_Aim:_ How many lines in the entries below include the string "Attributed"? Answer with the number only.
***** Provided information *****
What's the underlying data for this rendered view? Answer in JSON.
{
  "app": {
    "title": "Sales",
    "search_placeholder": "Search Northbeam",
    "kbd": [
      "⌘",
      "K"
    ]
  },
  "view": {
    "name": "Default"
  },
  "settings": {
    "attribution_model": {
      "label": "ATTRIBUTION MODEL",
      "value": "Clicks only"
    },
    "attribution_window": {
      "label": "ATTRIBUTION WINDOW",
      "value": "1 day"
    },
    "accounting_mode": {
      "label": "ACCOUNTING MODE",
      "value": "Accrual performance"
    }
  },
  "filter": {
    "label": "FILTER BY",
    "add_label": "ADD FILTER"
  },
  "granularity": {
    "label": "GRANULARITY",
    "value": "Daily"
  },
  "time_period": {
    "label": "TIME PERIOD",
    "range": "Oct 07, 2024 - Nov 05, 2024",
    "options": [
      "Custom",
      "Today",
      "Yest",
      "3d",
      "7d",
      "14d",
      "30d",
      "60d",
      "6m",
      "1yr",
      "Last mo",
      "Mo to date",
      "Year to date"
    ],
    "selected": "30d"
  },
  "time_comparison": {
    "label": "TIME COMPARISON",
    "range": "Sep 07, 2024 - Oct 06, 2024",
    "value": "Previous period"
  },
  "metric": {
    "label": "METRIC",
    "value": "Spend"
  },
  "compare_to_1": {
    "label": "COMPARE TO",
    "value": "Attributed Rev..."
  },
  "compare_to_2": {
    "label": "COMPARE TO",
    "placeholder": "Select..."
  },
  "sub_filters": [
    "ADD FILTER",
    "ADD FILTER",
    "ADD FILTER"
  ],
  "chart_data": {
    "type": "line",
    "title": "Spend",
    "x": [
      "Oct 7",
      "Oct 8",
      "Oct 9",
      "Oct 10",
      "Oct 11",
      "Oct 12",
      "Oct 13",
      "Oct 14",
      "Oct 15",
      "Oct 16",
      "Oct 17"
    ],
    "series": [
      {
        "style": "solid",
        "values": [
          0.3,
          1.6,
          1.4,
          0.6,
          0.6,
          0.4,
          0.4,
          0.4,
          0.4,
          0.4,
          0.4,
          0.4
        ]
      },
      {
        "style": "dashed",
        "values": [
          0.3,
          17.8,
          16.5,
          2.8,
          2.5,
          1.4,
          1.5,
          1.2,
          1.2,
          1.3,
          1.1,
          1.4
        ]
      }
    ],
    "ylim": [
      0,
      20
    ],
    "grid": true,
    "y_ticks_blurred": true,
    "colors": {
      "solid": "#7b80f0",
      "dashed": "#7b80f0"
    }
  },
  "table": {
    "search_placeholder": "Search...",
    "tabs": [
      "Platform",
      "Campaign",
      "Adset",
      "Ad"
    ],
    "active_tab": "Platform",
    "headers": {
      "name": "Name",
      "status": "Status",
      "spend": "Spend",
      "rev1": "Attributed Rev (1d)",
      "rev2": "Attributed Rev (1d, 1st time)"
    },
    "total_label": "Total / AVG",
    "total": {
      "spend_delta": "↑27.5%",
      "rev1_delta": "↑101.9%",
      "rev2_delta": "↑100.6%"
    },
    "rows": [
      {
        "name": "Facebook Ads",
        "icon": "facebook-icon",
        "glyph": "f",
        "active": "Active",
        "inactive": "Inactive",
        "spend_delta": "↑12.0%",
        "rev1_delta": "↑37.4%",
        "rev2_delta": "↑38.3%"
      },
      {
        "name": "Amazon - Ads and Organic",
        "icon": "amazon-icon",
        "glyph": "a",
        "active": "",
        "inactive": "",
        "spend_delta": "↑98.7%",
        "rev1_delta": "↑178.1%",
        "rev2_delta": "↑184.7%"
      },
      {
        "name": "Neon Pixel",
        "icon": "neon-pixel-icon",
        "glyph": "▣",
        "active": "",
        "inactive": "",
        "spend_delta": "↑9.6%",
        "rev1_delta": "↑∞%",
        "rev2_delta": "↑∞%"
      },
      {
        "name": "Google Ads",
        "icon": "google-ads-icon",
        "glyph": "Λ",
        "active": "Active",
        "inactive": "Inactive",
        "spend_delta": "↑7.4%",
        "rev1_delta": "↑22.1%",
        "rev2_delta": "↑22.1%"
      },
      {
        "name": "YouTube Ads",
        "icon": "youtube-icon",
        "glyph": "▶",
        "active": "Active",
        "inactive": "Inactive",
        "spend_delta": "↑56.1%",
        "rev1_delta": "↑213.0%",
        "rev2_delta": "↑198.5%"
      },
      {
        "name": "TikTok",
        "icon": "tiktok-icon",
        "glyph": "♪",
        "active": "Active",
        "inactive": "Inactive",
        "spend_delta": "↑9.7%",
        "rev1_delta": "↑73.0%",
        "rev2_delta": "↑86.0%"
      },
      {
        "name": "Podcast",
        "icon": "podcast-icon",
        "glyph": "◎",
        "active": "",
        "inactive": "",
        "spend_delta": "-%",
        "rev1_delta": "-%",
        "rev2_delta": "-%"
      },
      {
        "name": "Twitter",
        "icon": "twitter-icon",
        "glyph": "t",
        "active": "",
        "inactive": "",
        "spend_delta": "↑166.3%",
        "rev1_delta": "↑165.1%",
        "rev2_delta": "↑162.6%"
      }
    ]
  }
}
*****
_Exercise output:_ 3